■ Records:
|---|

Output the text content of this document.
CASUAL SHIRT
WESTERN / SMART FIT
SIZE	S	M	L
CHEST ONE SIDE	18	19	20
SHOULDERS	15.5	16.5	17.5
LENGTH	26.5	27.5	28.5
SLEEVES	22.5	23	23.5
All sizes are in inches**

|---|

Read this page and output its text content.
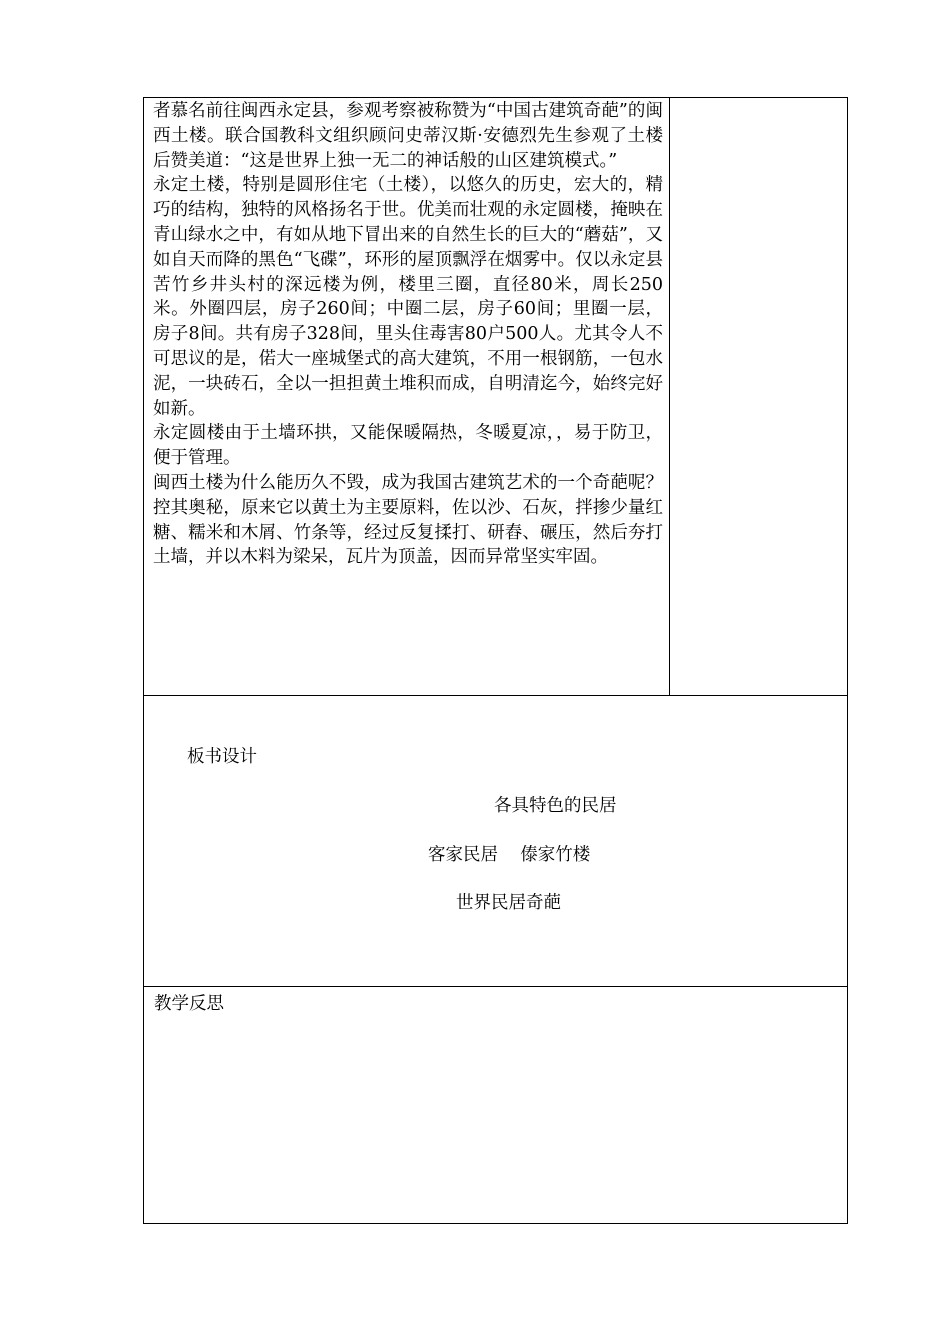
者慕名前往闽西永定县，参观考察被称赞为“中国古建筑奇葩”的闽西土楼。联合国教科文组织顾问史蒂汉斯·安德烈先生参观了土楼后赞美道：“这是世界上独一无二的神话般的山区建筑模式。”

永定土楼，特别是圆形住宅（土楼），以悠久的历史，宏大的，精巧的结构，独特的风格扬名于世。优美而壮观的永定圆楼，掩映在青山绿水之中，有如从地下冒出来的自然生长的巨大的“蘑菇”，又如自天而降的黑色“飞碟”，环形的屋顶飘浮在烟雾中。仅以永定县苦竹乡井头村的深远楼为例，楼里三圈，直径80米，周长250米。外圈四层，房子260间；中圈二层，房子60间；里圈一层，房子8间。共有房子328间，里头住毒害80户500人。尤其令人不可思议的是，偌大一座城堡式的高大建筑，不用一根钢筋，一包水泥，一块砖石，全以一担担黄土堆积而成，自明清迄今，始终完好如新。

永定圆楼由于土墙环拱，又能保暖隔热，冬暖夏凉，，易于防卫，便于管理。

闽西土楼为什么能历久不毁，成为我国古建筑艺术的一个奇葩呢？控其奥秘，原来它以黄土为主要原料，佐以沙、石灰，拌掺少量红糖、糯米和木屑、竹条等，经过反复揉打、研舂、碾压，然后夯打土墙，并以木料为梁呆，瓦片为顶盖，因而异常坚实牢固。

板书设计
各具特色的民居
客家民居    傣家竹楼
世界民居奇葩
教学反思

|---|

■ WHAT IS EXPECTED:
Where a line holds the string "content", copy that line.

■ COMPLETED TASK:
Output the text content of this document.
Read this page and output its text content.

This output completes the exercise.